## MATERIAL SHOWN
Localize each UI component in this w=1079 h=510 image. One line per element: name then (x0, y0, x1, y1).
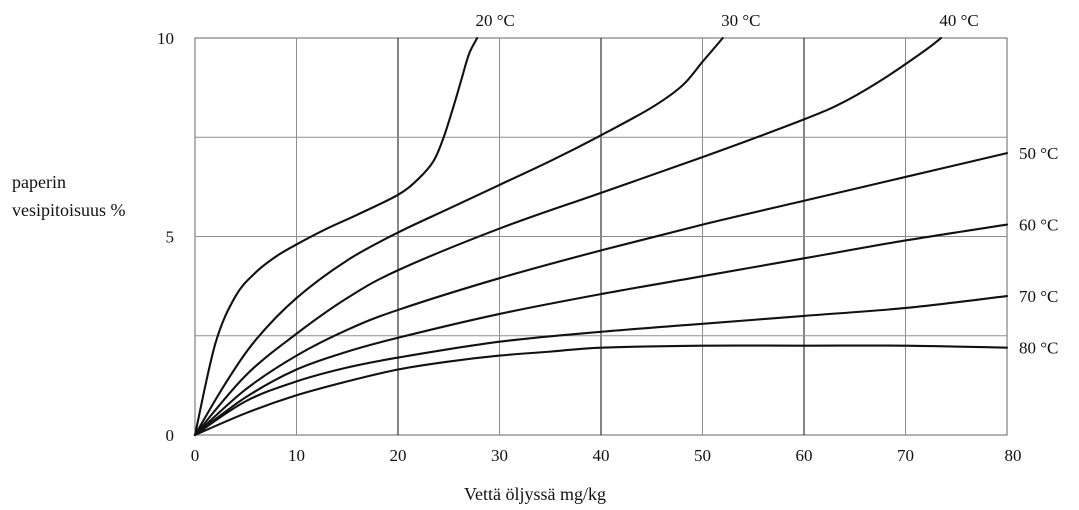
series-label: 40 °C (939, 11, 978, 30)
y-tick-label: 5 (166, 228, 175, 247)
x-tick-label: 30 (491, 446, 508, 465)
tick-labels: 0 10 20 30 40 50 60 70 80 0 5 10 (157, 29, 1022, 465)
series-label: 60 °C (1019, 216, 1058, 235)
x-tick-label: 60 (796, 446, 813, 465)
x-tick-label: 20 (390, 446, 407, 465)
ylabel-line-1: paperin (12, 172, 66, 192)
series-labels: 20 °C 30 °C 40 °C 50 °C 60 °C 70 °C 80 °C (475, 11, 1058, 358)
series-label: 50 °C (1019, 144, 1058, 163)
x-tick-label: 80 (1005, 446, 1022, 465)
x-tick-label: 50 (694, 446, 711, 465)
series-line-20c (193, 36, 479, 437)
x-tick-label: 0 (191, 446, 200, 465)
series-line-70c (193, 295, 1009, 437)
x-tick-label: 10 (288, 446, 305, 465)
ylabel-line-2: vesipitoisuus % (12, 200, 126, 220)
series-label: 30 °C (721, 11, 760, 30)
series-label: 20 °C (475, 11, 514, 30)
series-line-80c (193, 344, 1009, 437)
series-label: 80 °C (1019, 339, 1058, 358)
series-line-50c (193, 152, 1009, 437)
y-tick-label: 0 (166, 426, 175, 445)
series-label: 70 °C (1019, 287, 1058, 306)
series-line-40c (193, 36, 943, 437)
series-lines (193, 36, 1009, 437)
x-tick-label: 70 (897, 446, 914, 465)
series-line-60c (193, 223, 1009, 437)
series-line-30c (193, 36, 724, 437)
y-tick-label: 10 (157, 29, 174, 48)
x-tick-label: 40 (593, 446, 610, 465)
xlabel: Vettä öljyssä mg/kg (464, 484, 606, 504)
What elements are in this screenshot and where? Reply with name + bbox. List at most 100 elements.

## AIM
Please edit the data above so that every "x-tick-label" becomes "x-axis-tick" and nothing else changes. Leave the pictures out of your answer.

## SOLVED PROBLEM
Localize each UI component in this w=1079 h=510 image. One line per element: name then (x0, y0, x1, y1).
series-label: 40 °C (939, 11, 978, 30)
y-tick-label: 5 (166, 228, 175, 247)
x-axis-tick: 30 (491, 446, 508, 465)
tick-labels: 0 10 20 30 40 50 60 70 80 0 5 10 (157, 29, 1022, 465)
series-label: 60 °C (1019, 216, 1058, 235)
x-axis-tick: 60 (796, 446, 813, 465)
x-axis-tick: 20 (390, 446, 407, 465)
ylabel-line-1: paperin (12, 172, 66, 192)
series-labels: 20 °C 30 °C 40 °C 50 °C 60 °C 70 °C 80 °C (475, 11, 1058, 358)
series-label: 50 °C (1019, 144, 1058, 163)
x-axis-tick: 80 (1005, 446, 1022, 465)
x-axis-tick: 50 (694, 446, 711, 465)
series-line-20c (193, 36, 479, 437)
x-axis-tick: 0 (191, 446, 200, 465)
series-line-70c (193, 295, 1009, 437)
x-axis-tick: 10 (288, 446, 305, 465)
ylabel-line-2: vesipitoisuus % (12, 200, 126, 220)
series-label: 30 °C (721, 11, 760, 30)
series-label: 20 °C (475, 11, 514, 30)
series-line-80c (193, 344, 1009, 437)
series-label: 80 °C (1019, 339, 1058, 358)
series-line-50c (193, 152, 1009, 437)
y-tick-label: 0 (166, 426, 175, 445)
series-label: 70 °C (1019, 287, 1058, 306)
series-line-40c (193, 36, 943, 437)
series-lines (193, 36, 1009, 437)
x-axis-tick: 70 (897, 446, 914, 465)
series-line-60c (193, 223, 1009, 437)
series-line-30c (193, 36, 724, 437)
y-tick-label: 10 (157, 29, 174, 48)
x-axis-tick: 40 (593, 446, 610, 465)
xlabel: Vettä öljyssä mg/kg (464, 484, 606, 504)
What elements are in this screenshot and where? Reply with name + bbox. List at most 100 elements.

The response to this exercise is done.